Every line of the records below should be restated exactly.

-- start of ROWS --

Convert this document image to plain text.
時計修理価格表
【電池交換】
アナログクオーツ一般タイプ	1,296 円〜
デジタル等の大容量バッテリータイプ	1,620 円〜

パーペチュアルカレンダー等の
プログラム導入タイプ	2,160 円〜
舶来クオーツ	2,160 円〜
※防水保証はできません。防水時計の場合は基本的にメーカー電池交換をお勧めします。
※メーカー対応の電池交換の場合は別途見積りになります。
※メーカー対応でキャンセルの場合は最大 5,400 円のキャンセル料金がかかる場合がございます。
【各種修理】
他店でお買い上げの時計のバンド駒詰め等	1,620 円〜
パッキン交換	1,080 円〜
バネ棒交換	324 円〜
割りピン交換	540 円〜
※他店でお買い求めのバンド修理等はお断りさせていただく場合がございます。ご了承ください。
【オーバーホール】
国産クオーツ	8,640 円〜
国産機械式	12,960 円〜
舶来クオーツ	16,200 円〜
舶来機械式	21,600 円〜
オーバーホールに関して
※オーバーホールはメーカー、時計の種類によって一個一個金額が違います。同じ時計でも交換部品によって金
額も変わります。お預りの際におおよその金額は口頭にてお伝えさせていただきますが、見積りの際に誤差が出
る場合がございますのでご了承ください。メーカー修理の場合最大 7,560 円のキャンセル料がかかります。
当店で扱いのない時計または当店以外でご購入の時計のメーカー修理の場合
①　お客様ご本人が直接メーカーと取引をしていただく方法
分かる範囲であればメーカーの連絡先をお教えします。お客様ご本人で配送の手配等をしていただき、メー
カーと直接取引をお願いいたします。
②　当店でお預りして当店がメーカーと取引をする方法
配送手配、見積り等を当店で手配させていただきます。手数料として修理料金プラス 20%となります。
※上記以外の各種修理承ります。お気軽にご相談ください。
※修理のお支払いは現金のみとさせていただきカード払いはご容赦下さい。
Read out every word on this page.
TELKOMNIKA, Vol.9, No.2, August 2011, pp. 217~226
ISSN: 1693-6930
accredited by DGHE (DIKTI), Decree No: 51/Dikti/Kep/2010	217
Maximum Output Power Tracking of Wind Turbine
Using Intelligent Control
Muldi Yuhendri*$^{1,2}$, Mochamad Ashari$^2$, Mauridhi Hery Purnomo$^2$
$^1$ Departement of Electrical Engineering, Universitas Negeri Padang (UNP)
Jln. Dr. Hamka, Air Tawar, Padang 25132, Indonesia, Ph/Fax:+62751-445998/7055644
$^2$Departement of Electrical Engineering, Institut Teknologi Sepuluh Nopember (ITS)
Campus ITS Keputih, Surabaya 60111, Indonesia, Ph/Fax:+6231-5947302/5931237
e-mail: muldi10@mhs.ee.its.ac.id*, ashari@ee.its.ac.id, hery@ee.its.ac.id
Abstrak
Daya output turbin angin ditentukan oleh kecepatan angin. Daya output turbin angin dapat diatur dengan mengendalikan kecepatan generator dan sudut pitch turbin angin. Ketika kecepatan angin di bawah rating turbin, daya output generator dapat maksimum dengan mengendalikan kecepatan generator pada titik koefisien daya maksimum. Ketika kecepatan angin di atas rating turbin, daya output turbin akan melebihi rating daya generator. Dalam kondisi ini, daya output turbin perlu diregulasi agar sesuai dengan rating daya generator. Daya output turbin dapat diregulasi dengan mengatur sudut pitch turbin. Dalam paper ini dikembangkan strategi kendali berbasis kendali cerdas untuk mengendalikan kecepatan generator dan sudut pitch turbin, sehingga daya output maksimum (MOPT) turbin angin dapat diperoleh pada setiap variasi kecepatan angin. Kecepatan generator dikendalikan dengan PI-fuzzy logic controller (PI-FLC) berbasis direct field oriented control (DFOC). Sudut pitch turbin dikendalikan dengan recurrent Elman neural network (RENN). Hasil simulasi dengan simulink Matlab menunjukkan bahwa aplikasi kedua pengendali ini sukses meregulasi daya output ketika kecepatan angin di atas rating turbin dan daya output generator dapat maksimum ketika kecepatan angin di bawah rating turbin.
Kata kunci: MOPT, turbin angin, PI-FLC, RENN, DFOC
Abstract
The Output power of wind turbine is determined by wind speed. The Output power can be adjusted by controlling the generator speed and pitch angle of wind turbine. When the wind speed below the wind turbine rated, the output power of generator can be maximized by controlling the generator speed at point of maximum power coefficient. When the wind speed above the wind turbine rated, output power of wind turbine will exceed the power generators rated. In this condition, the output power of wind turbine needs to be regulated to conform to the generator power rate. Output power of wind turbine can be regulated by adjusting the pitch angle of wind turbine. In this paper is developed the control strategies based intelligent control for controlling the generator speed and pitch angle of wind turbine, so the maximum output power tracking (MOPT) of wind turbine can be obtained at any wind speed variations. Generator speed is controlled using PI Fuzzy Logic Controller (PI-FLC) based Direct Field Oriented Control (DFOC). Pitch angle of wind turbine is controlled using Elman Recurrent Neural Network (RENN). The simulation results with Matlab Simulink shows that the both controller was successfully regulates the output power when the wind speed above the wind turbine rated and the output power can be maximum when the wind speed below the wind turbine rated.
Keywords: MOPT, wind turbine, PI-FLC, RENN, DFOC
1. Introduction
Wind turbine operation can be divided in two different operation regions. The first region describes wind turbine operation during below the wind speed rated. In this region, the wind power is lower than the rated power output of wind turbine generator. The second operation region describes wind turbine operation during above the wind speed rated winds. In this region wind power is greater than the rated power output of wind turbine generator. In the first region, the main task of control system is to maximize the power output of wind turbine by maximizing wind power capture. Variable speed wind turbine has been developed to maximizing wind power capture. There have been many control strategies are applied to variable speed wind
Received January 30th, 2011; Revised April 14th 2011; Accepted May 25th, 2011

-- end of ROWS --

§ **FINAL RESULT**:
Convert this document image to plain text.
時計修理価格表
【電池交換】
アナログクオーツ一般タイプ	1,296 円〜
デジタル等の大容量バッテリータイプ	1,620 円〜

パーペチュアルカレンダー等の
プログラム導入タイプ	2,160 円〜
舶来クオーツ	2,160 円〜
※防水保証はできません。防水時計の場合は基本的にメーカー電池交換をお勧めします。
※メーカー対応の電池交換の場合は別途見積りになります。
※メーカー対応でキャンセルの場合は最大 5,400 円のキャンセル料金がかかる場合がございます。
【各種修理】
他店でお買い上げの時計のバンド駒詰め等	1,620 円〜
パッキン交換	1,080 円〜
バネ棒交換	324 円〜
割りピン交換	540 円〜
※他店でお買い求めのバンド修理等はお断りさせていただく場合がございます。ご了承ください。
【オーバーホール】
国産クオーツ	8,640 円〜
国産機械式	12,960 円〜
舶来クオーツ	16,200 円〜
舶来機械式	21,600 円〜
オーバーホールに関して
※オーバーホールはメーカー、時計の種類によって一個一個金額が違います。同じ時計でも交換部品によって金
額も変わります。お預りの際におおよその金額は口頭にてお伝えさせていただきますが、見積りの際に誤差が出
る場合がございますのでご了承ください。メーカー修理の場合最大 7,560 円のキャンセル料がかかります。
当店で扱いのない時計または当店以外でご購入の時計のメーカー修理の場合
①　お客様ご本人が直接メーカーと取引をしていただく方法
分かる範囲であればメーカーの連絡先をお教えします。お客様ご本人で配送の手配等をしていただき、メー
カーと直接取引をお願いいたします。
②　当店でお預りして当店がメーカーと取引をする方法
配送手配、見積り等を当店で手配させていただきます。手数料として修理料金プラス 20%となります。
※上記以外の各種修理承ります。お気軽にご相談ください。
※修理のお支払いは現金のみとさせていただきカード払いはご容赦下さい。
Read out every word on this page.
TELKOMNIKA, Vol.9, No.2, August 2011, pp. 217~226
ISSN: 1693-6930
accredited by DGHE (DIKTI), Decree No: 51/Dikti/Kep/2010	217
Maximum Output Power Tracking of Wind Turbine
Using Intelligent Control
Muldi Yuhendri*$^{1,2}$, Mochamad Ashari$^2$, Mauridhi Hery Purnomo$^2$
$^1$ Departement of Electrical Engineering, Universitas Negeri Padang (UNP)
Jln. Dr. Hamka, Air Tawar, Padang 25132, Indonesia, Ph/Fax:+62751-445998/7055644
$^2$Departement of Electrical Engineering, Institut Teknologi Sepuluh Nopember (ITS)
Campus ITS Keputih, Surabaya 60111, Indonesia, Ph/Fax:+6231-5947302/5931237
e-mail: muldi10@mhs.ee.its.ac.id*, ashari@ee.its.ac.id, hery@ee.its.ac.id
Abstrak
Daya output turbin angin ditentukan oleh kecepatan angin. Daya output turbin angin dapat diatur dengan mengendalikan kecepatan generator dan sudut pitch turbin angin. Ketika kecepatan angin di bawah rating turbin, daya output generator dapat maksimum dengan mengendalikan kecepatan generator pada titik koefisien daya maksimum. Ketika kecepatan angin di atas rating turbin, daya output turbin akan melebihi rating daya generator. Dalam kondisi ini, daya output turbin perlu diregulasi agar sesuai dengan rating daya generator. Daya output turbin dapat diregulasi dengan mengatur sudut pitch turbin. Dalam paper ini dikembangkan strategi kendali berbasis kendali cerdas untuk mengendalikan kecepatan generator dan sudut pitch turbin, sehingga daya output maksimum (MOPT) turbin angin dapat diperoleh pada setiap variasi kecepatan angin. Kecepatan generator dikendalikan dengan PI-fuzzy logic controller (PI-FLC) berbasis direct field oriented control (DFOC). Sudut pitch turbin dikendalikan dengan recurrent Elman neural network (RENN). Hasil simulasi dengan simulink Matlab menunjukkan bahwa aplikasi kedua pengendali ini sukses meregulasi daya output ketika kecepatan angin di atas rating turbin dan daya output generator dapat maksimum ketika kecepatan angin di bawah rating turbin.
Kata kunci: MOPT, turbin angin, PI-FLC, RENN, DFOC
Abstract
The Output power of wind turbine is determined by wind speed. The Output power can be adjusted by controlling the generator speed and pitch angle of wind turbine. When the wind speed below the wind turbine rated, the output power of generator can be maximized by controlling the generator speed at point of maximum power coefficient. When the wind speed above the wind turbine rated, output power of wind turbine will exceed the power generators rated. In this condition, the output power of wind turbine needs to be regulated to conform to the generator power rate. Output power of wind turbine can be regulated by adjusting the pitch angle of wind turbine. In this paper is developed the control strategies based intelligent control for controlling the generator speed and pitch angle of wind turbine, so the maximum output power tracking (MOPT) of wind turbine can be obtained at any wind speed variations. Generator speed is controlled using PI Fuzzy Logic Controller (PI-FLC) based Direct Field Oriented Control (DFOC). Pitch angle of wind turbine is controlled using Elman Recurrent Neural Network (RENN). The simulation results with Matlab Simulink shows that the both controller was successfully regulates the output power when the wind speed above the wind turbine rated and the output power can be maximum when the wind speed below the wind turbine rated.
Keywords: MOPT, wind turbine, PI-FLC, RENN, DFOC
1. Introduction
Wind turbine operation can be divided in two different operation regions. The first region describes wind turbine operation during below the wind speed rated. In this region, the wind power is lower than the rated power output of wind turbine generator. The second operation region describes wind turbine operation during above the wind speed rated winds. In this region wind power is greater than the rated power output of wind turbine generator. In the first region, the main task of control system is to maximize the power output of wind turbine by maximizing wind power capture. Variable speed wind turbine has been developed to maximizing wind power capture. There have been many control strategies are applied to variable speed wind
Received January 30th, 2011; Revised April 14th 2011; Accepted May 25th, 2011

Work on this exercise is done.